GIVEN REQUEST — Lay out the lines below as a Markdown table with the columns "Row" and "Line," numbering each row and leaving out blank lines.
[Start]
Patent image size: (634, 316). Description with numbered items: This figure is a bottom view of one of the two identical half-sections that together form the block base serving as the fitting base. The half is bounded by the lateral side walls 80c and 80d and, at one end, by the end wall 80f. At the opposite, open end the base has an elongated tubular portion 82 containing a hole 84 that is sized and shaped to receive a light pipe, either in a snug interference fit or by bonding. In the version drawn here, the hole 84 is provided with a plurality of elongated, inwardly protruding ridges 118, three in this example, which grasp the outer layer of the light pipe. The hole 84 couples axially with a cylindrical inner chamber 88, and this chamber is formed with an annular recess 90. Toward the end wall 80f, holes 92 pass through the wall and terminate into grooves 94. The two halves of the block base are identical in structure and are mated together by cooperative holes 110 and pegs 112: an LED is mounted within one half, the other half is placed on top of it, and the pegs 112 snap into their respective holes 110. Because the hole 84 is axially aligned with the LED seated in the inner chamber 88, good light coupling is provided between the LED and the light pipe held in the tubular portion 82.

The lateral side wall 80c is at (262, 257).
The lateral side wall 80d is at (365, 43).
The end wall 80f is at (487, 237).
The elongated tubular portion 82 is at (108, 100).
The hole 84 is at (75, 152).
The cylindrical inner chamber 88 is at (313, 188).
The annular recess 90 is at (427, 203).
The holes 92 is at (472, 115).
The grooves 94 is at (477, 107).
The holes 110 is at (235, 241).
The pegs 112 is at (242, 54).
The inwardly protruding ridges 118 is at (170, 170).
[End]
ANSWER TO THIS PROBLEM —
| Row | Line |
|---|---|
| 1 | Patent image size: (634, 316). Description with numbered items: This figure is a bottom view of one of the two identical half-sections that together form the block base serving as the fitting base. The half is bounded by the lateral side walls 80c and 80d and, at one end, by the end wall 80f. At the opposite, open end the base has an elongated tubular portion 82 containing a hole 84 that is sized and shaped to receive a light pipe, either in a snug interference fit or by bonding. In the version drawn here, the hole 84 is provided with a plurality of elongated, inwardly protruding ridges 118, three in this example, which grasp the outer layer of the light pipe. The hole 84 couples axially with a cylindrical inner chamber 88, and this chamber is formed with an annular recess 90. Toward the end wall 80f, holes 92 pass through the wall and terminate into grooves 94. The two halves of the block base are identical in structure and are mated together by cooperative holes 110 and pegs 112: an LED is mounted within one half, the other half is placed on top of it, and the pegs 112 snap into their respective holes 110. Because the hole 84 is axially aligned with the LED seated in the inner chamber 88, good light coupling is provided between the LED and the light pipe held in the tubular portion 82. |
| 2 | The lateral side wall 80c is at (262, 257). |
| 3 | The lateral side wall 80d is at (365, 43). |
| 4 | The end wall 80f is at (487, 237). |
| 5 | The elongated tubular portion 82 is at (108, 100). |
| 6 | The hole 84 is at (75, 152). |
| 7 | The cylindrical inner chamber 88 is at (313, 188). |
| 8 | The annular recess 90 is at (427, 203). |
| 9 | The holes 92 is at (472, 115). |
| 10 | The grooves 94 is at (477, 107). |
| 11 | The holes 110 is at (235, 241). |
| 12 | The pegs 112 is at (242, 54). |
| 13 | The inwardly protruding ridges 118 is at (170, 170). |